— EXERCISE PROMPT —
Exactly how many lines have the word "sobotu"? Answer with the bare number.

— RECORD LIST —

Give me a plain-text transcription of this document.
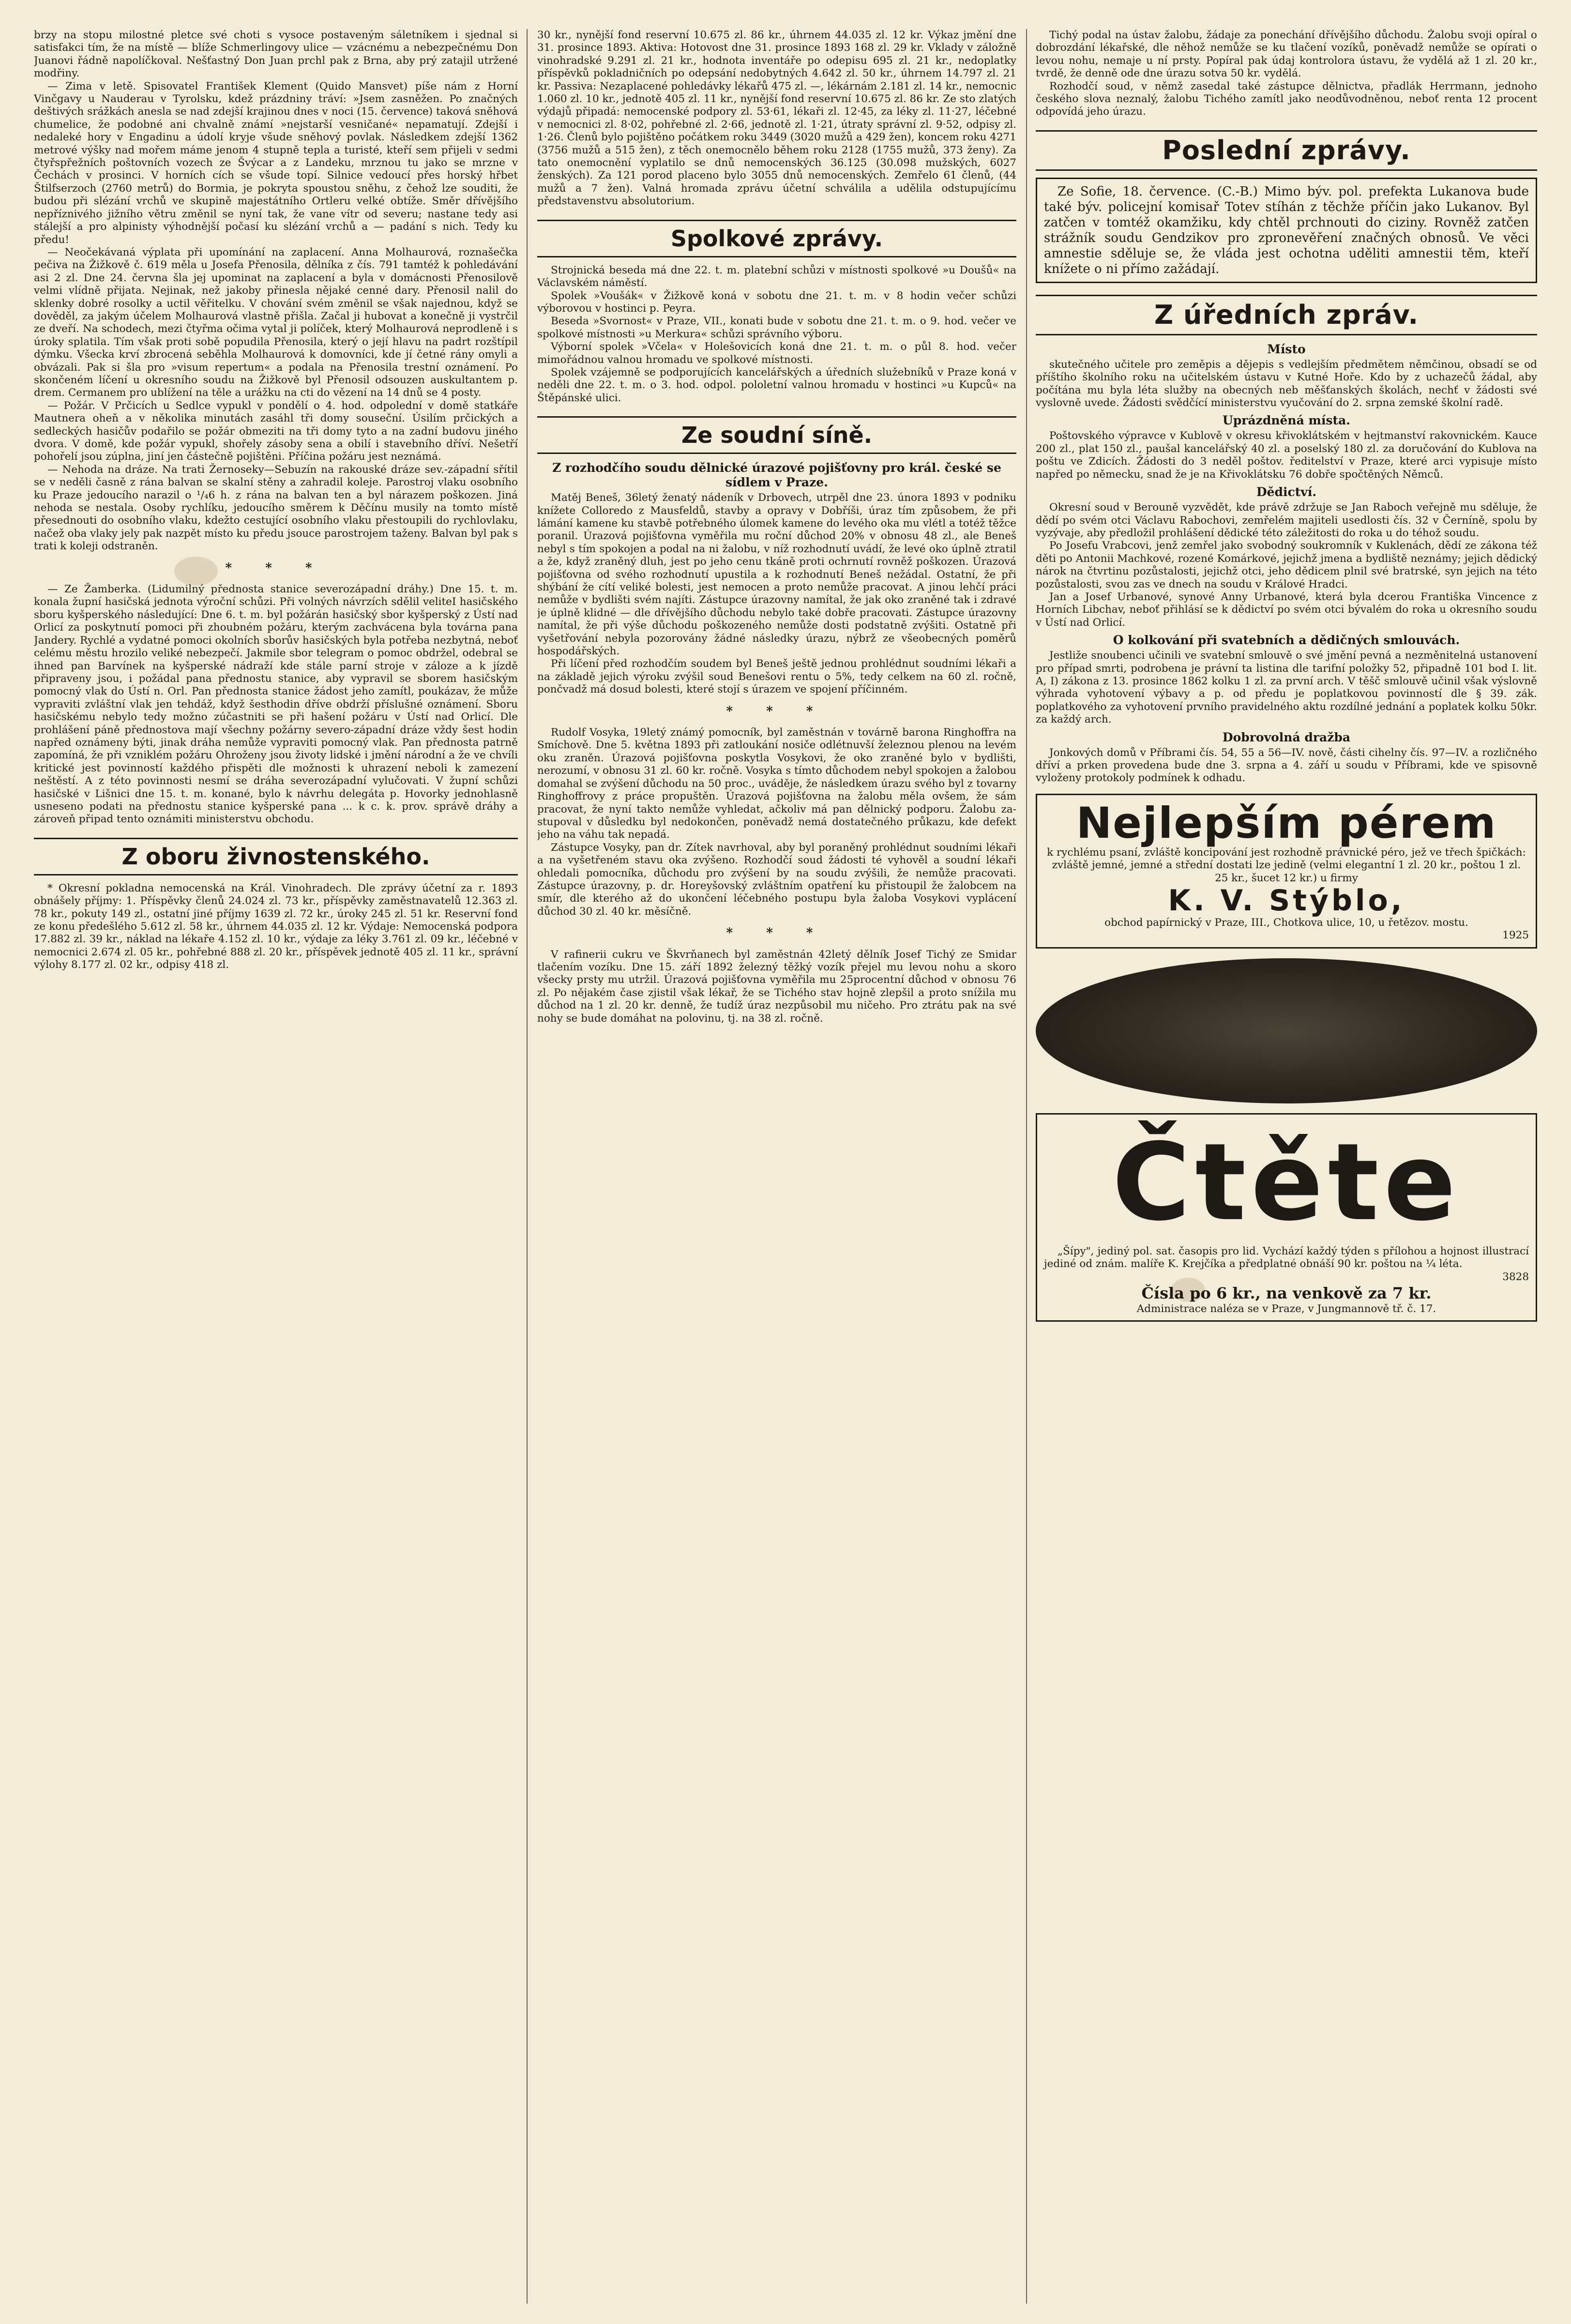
brzy na stopu milostné pletce své choti s vysoce postaveným sáletníkem i sjednal si satisfakci tím, že na místě — blíže Schmerlingovy ulice — vzácnému a nebezpečnému Don Juanovi řádně napolíčkoval. Nešťastný Don Juan prchl pak z Brna, aby prý zatajil utržené modřiny.

— Zima v letě. Spisovatel František Klement (Quido Mansvet) píše nám z Horní Vinčgavy u Nauderau v Tyrolsku, kdež prázdniny tráví: »Jsem zasněžen. Po značných deštivých srážkách anesla se nad zdejší krajinou dnes v noci (15. července) taková sněhová chumelice, že podobné ani chvalně známí »nejstarší vesničané« nepamatují. Zdejší i nedaleké hory v Engadinu a údolí kryje všude sněhový povlak. Následkem zdejší 1362 metrové výšky nad mořem máme jenom 4 stupně tepla a turisté, kteří sem přijeli v sedmi čtyřspřežních poštovních vozech ze Švýcar a z Landeku, mrznou tu jako se mrzne v Čechách v prosinci. V horních cích se všude topí. Silnice vedoucí přes horský hřbet Štilfserzoch (2760 metrů) do Bormia, je pokryta spoustou sněhu, z čehož lze souditi, že budou při slézání vrchů ve skupině majestátního Ortleru velké obtíže. Směr dřívějšího nepříznivého jižního větru změnil se nyní tak, že vane vítr od severu; nastane tedy asi stálejší a pro alpinisty výhodnější počasí ku slézání vrchů a — padání s nich. Tedy ku předu!

— Neočekávaná výplata při upomínání na zaplacení. Anna Molhaurová, roznašečka pečiva na Žižkově č. 619 měla u Josefa Přenosila, dělníka z čís. 791 tamtéž k pohledávání asi 2 zl. Dne 24. června šla jej upominat na zaplacení a byla v domácnosti Přenosilově velmi vlídně přijata. Nejinak, než jakoby přinesla nějaké cenné dary. Přenosil nalil do sklenky dobré rosolky a uctil věřitelku. V chování svém změnil se však najednou, když se dověděl, za jakým účelem Molhaurová vlastně přišla. Začal ji hubovat a konečně ji vystrčil ze dveří. Na schodech, mezi čtyřma očima vytal ji políček, který Molhaurová neprodleně i s úroky splatila. Tím však proti sobě popudila Přenosila, který o její hlavu na padrt rozštípil dýmku. Všecka krví zbrocená seběhla Molhaurová k domovníci, kde jí četné rány omyli a obvázali. Pak si šla pro »visum repertum« a podala na Přenosila trestní oznámení. Po skončeném líčení u okresního soudu na Žižkově byl Přenosil odsouzen auskultantem p. drem. Cermanem pro ublížení na těle a urážku na cti do vězení na 14 dnů se 4 posty.

— Požár. V Prčicích u Sedlce vypukl v pondělí o 4. hod. odpolední v domě statkáře Mautnera oheň a v několika minutách zasáhl tři domy souseční. Úsilím prčických a sedleckých hasičův podařilo se požár obmeziti na tři domy tyto a na zadní budovu jiného dvora. V domě, kde požár vypukl, shořely zásoby sena a obilí i stavebního dříví. Nešetří pohořelí jsou zúplna, jiní jen částečně pojištěni. Příčina požáru jest neznámá.

— Nehoda na dráze. Na trati Žernoseky—Sebuzín na rakouské dráze sev.-západní sřítil se v neděli časně z rána balvan se skalní stěny a zahradil koleje. Parostroj vlaku osobního ku Praze jedoucího narazil o ¹/₄6 h. z rána na balvan ten a byl nárazem poškozen. Jiná nehoda se nestala. Osoby rychlíku, jedoucího směrem k Děčínu musily na tomto místě přesednouti do osobního vlaku, kdežto cestující osobního vlaku přestoupili do rychlovlaku, načež oba vlaky jely pak nazpět místo ku předu jsouce parostrojem taženy. Balvan byl pak s trati k koleji odstraněn.

* * *

— Ze Žamberka. (Lidumilný přednosta stanice severozápadní dráhy.) Dne 15. t. m. konala župní hasičská jednota výroční schůzi. Při volných návrzích sdělil veliteI hasičského sboru kyšperského následující: Dne 6. t. m. byl požárán hasičský sbor kyšperský z Ústí nad Orlicí za poskytnutí pomoci při zhoubném požáru, kterým zachvácena byla továrna pana Jandery. Rychlé a vydatné pomoci okolních sborův hasičských byla potřeba nezbytná, neboť celému městu hrozilo veliké nebezpečí. Jakmile sbor telegram o pomoc obdržel, odebral se ihned pan Barvínek na kyšperské nádraží kde stále parní stroje v záloze a k jízdě připraveny jsou, i požádal pana přednostu stanice, aby vypravil se sborem hasičským pomocný vlak do Ústí n. Orl. Pan přednosta stanice žádost jeho zamítl, poukázav, že může vypraviti zvláštní vlak jen tehdáž, když šesthodin dříve obdrží příslušné oznámení. Sboru hasičskému nebylo tedy možno zúčastniti se při hašení požáru v Ústí nad Orlicí. Dle prohlášení páně přednostova mají všechny požárny severo-západní dráze vždy šest hodin napřed oznámeny býti, jinak dráha nemůže vypraviti pomocný vlak. Pan přednosta patrně zapomíná, že při vzniklém požáru Ohroženy jsou životy lidské i jmění národní a že ve chvíli kritické jest povinností každého přispěti dle možnosti k uhrazení neboli k zamezení neštěstí. A z této povinnosti nesmí se dráha severozápadní vylučovati. V župní schůzi hasičské v Lišnici dne 15. t. m. konané, bylo k návrhu delegáta p. Hovorky jednohlasně usneseno podati na přednostu stanice kyšperské pana ... k c. k. prov. správě dráhy a zároveň připad tento oznámiti ministerstvu obchodu.

Z oboru živnostenského.

* Okresní pokladna nemocenská na Král. Vinohradech. Dle zprávy účetní za r. 1893 obnášely příjmy: 1. Příspěvky členů 24.024 zl. 73 kr., příspěvky zaměstnavatelů 12.363 zl. 78 kr., pokuty 149 zl., ostatní jiné příjmy 1639 zl. 72 kr., úroky 245 zl. 51 kr. Reservní fond ze konu předešlého 5.612 zl. 58 kr., úhrnem 44.035 zl. 12 kr. Výdaje: Nemocenská podpora 17.882 zl. 39 kr., náklad na lékaře 4.152 zl. 10 kr., výdaje za léky 3.761 zl. 09 kr., léčebné v nemocnici 2.674 zl. 05 kr., pohřebné 888 zl. 20 kr., příspěvek jednotě 405 zl. 11 kr., správní výlohy 8.177 zl. 02 kr., odpisy 418 zl.

30 kr., nynější fond reservní 10.675 zl. 86 kr., úhrnem 44.035 zl. 12 kr. Výkaz jmění dne 31. prosince 1893. Aktiva: Hotovost dne 31. prosince 1893 168 zl. 29 kr. Vklady v záložně vinohradské 9.291 zl. 21 kr., hodnota inventáře po odepisu 695 zl. 21 kr., nedoplatky příspěvků pokladničních po odepsání nedobytných 4.642 zl. 50 kr., úhrnem 14.797 zl. 21 kr. Passiva: Nezaplacené pohledávky lékařů 475 zl. —, lékárnám 2.181 zl. 14 kr., nemocnic 1.060 zl. 10 kr., jednotě 405 zl. 11 kr., nynější fond reservní 10.675 zl. 86 kr. Ze sto zlatých výdajů připadá: nemocenské podpory zl. 53·61, lékaři zl. 12·45, za léky zl. 11·27, léčebné v nemocnici zl. 8·02, pohřebné zl. 2·66, jednotě zl. 1·21, útraty správní zl. 9·52, odpisy zl. 1·26. Členů bylo pojištěno počátkem roku 3449 (3020 mužů a 429 žen), koncem roku 4271 (3756 mužů a 515 žen), z těch onemocnělo během roku 2128 (1755 mužů, 373 ženy). Za tato onemocnění vyplatilo se dnů nemocenských 36.125 (30.098 mužských, 6027 ženských). Za 121 porod placeno bylo 3055 dnů nemocenských. Zemřelo 61 členů, (44 mužů a 7 žen). Valná hromada zprávu účetní schválila a udělila odstupujícímu představenstvu absolutorium.

Spolkové zprávy.

Strojnická beseda má dne 22. t. m. platební schůzi v místnosti spolkové »u Doušů« na Václavském náměstí.

Spolek »Voušák« v Žižkově koná v sobotu dne 21. t. m. v 8 hodin večer schůzi výborovou v hostinci p. Peyra.

Beseda »Svornost« v Praze, VII., konati bude v sobotu dne 21. t. m. o 9. hod. večer ve spolkové místnosti »u Merkura« schůzi správního výboru.

Výborní spolek »Včela« v Holešovicích koná dne 21. t. m. o půl 8. hod. večer mimořádnou valnou hromadu ve spolkové místnosti.

Spolek vzájemně se podporujících kancelářských a úředních služebníků v Praze koná v neděli dne 22. t. m. o 3. hod. odpol. pololetní valnou hromadu v hostinci »u Kupců« na Štěpánské ulici.

Ze soudní síně.

Z rozhodčího soudu dělnické úrazové pojišťovny pro král. české se sídlem v Praze.

Matěj Beneš, 36letý ženatý nádeník v Drbovech, utrpěl dne 23. února 1893 v podniku knížete Colloredo z Mausfeldů, stavby a opravy v Dobříši, úraz tím způsobem, že při lámání kamene ku stavbě potřebného úlomek kamene do levého oka mu vlétl a totéž těžce poranil. Úrazová pojišťovna vyměřila mu roční důchod 20% v obnosu 48 zl., ale Beneš nebyl s tím spokojen a podal na ni žalobu, v níž rozhodnutí uvádí, že levé oko úplně ztratil a že, když zraněný dluh, jest po jeho cenu tkáně proti ochrnutí rovněž poškozen. Úrazová pojišťovna od svého rozhodnutí upustila a k rozhodnutí Beneš nežádal. Ostatní, že při shýbání že cítí veliké bolesti, jest nemocen a proto nemůže pracovat. A jinou lehčí práci nemůže v bydlišti svém najíti. Zástupce úrazovny namítal, že jak oko zraněné tak i zdravé je úplně klidné — dle dřívějšího důchodu nebylo také dobře pracovati. Zástupce úrazovny namítal, že při výše důchodu poškozeného nemůže dosti podstatně zvýšiti. Ostatně při vyšetřování nebyla pozorovány žádné následky úrazu, nýbrž ze všeobecných poměrů hospodářských.

Při líčení před rozhodčím soudem byl Beneš ještě jednou prohlédnut soudními lékaři a na základě jejich výroku zvýšil soud Benešovi rentu o 5%, tedy celkem na 60 zl. ročně, pončvadž má dosud bolesti, které stojí s úrazem ve spojení příčinném.

* * *

Rudolf Vosyka, 19letý známý pomocník, byl zaměstnán v továrně barona Ringhoffra na Smíchově. Dne 5. května 1893 při zatloukání nosiče odlétnuvší železnou plenou na levém oku zraněn. Úrazová pojišťovna poskytla Vosykovi, že oko zraněné bylo v bydlišti, nerozumí, v obnosu 31 zl. 60 kr. ročně. Vosyka s tímto důchodem nebyl spokojen a žalobou domahal se zvýšení důchodu na 50 proc., uváděje, že následkem úrazu svého byl z tovarny Ringhoffrovy z práce propuštěn. Úrazová pojišťovna na žalobu měla ovšem, že sám pracovat, že nyní takto nemůže vyhledat, ačkoliv má pan dělnický podporu. Žalobu zastupoval v důsledku byl nedokončen, poněvadž nemá dostatečného průkazu, kde defekt jeho na váhu tak nepadá.

Zástupce Vosyky, pan dr. Zítek navrhoval, aby byl poraněný prohlédnut soudními lékaři a na vyšetřeném stavu oka zvýšeno. Rozhodčí soud žádosti té vyhověl a soudní lékaři ohledali pomocníka, důchodu pro zvýšení by na soudu zvýšili, že nemůže pracovati. Zástupce úrazovny, p. dr. Horeyšovský zvláštním opatření ku přistoupil že žalobcem na smír, dle kterého až do ukončení léčebného postupu byla žaloba Vosykovi vyplácení důchod 30 zl. 40 kr. měsíčně.

* * *

V rafinerii cukru ve Škvrňanech byl zaměstnán 42letý dělník Josef Tichý ze Smidar tlačením vozíku. Dne 15. září 1892 železný těžký vozík přejel mu levou nohu a skoro všecky prsty mu utržil. Úrazová pojišťovna vyměřila mu 25procentní důchod v obnosu 76 zl. Po nějakém čase zjistil však lékař, že se Tichého stav hojně zlepšil a proto snížila mu důchod na 1 zl. 20 kr. denně, že tudíž úraz nezpůsobil mu ničeho. Pro ztrátu pak na své nohy se bude domáhat na polovinu, tj. na 38 zl. ročně.

Tichý podal na ústav žalobu, žádaje za ponechání dřívějšího důchodu. Žalobu svoji opíral o dobrozdání lékařské, dle něhož nemůže se ku tlačení vozíků, poněvadž nemůže se opírati o levou nohu, nemaje u ní prsty. Popíral pak údaj kontrolora ústavu, že vydělá až 1 zl. 20 kr., tvrdě, že denně ode dne úrazu sotva 50 kr. vydělá.

Rozhodčí soud, v němž zasedal také zástupce dělnictva, přadlák Herrmann, jednoho českého slova neznalý, žalobu Tichého zamítl jako neodůvodněnou, neboť renta 12 procent odpovídá jeho úrazu.

Poslední zprávy.

Ze Sofie, 18. července. (C.-B.) Mimo býv. pol. prefekta Lukanova bude také býv. policejní komisař Totev stíhán z těchže příčin jako Lukanov. Byl zatčen v tomtéž okamžiku, kdy chtěl prchnouti do ciziny. Rovněž zatčen strážník soudu Gendzikov pro zpronevěření značných obnosů. Ve věci amnestie sděluje se, že vláda jest ochotna uděliti amnestii těm, kteří knížete o ni přímo zažádají.

Z úředních zpráv.

Místo

skutečného učitele pro zeměpis a dějepis s vedlejším předmětem němčinou, obsadí se od příštího školního roku na učitelském ústavu v Kutné Hoře. Kdo by z uchazečů žádal, aby počítána mu byla léta služby na obecných neb měšťanských školách, nechť v žádosti své vyslovně uvede. Žádosti svědčící ministerstvu vyučování do 2. srpna zemské školní radě.

Uprázdněná místa.

Poštovského výpravce v Kublově v okresu křivoklátském v hejtmanství rakovnickém. Kauce 200 zl., plat 150 zl., paušal kancelářský 40 zl. a poselský 180 zl. za doručování do Kublova na poštu ve Zdicích. Žádosti do 3 neděl poštov. ředitelství v Praze, které arci vypisuje místo napřed po německu, snad že je na Křivoklátsku 76 dobře spočtěných Němců.

Dědictví.

Okresní soud v Berouně vyzvědět, kde právě zdržuje se Jan Raboch veřejně mu sděluje, že dědí po svém otci Václavu Rabochovi, zemřelém majiteli usedlosti čís. 32 v Černíně, spolu by vyzývaje, aby předložil prohlášení dědické této záležitosti do roka u do téhož soudu.

Po Josefu Vrabcovi, jenž zemřel jako svobodný soukromník v Kuklenách, dědí ze zákona též děti po Antonii Machkové, rozené Komárkové, jejichž jmena a bydliště neznámy; jejich dědický nárok na čtvrtinu pozůstalosti, jejichž otci, jeho dědicem plnil své bratrské, syn jejich na této pozůstalosti, svou zas ve dnech na soudu v Králové Hradci.

Jan a Josef Urbanové, synové Anny Urbanové, která byla dcerou Františka Vincence z Horních Libchav, neboť přihlásí se k dědictví po svém otci bývalém do roka u okresního soudu v Ústí nad Orlicí.

O kolkování při svatebních a dědičných smlouvách.

Jestliže snoubenci učinili ve svatební smlouvě o své jmění pevná a nezměnitelná ustanovení pro případ smrti, podrobena je právní ta listina dle tarifní položky 52, připadně 101 bod I. lit. A, I) zákona z 13. prosince 1862 kolku 1 zl. za první arch. V těšč smlouvě učinil však výslovně výhrada vyhotovení výbavy a p. od předu je poplatkovou povinností dle § 39. zák. poplatkového za vyhotovení prvního pravidelného aktu rozdílné jednání a poplatek kolku 50kr. za každý arch.

Dobrovolná dražba

Jonkových domů v Příbrami čís. 54, 55 a 56—IV. nově, části cihelny čís. 97—IV. a rozličného dříví a prken provedena bude dne 3. srpna a 4. září u soudu v Příbrami, kde ve spisovně vyloženy protokoly podmínek k odhadu.

Nejlepším pérem

k rychlému psaní, zvláště koncipování jest rozhodně právnické péro, jež ve třech špičkách: zvláště jemné, jemné a střední dostati lze jedině (velmi elegantní 1 zl. 20 kr., poštou 1 zl. 25 kr., šucet 12 kr.) u firmy

K. V. Stýblo,

obchod papírnický v Praze, III., Chotkova ulice, 10, u řetězov. mostu.

1925

Čtěte

„Šípy", jediný pol. sat. časopis pro lid. Vychází každý týden s přílohou a hojnost illustrací jediné od znám. malíře K. Krejčíka a předplatné obnáší 90 kr. poštou na ¼ léta.

3828

Čísla po 6 kr., na venkově za 7 kr.

Administrace naléza se v Praze, v Jungmannově tř. č. 17.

— THE OUTPUT —
2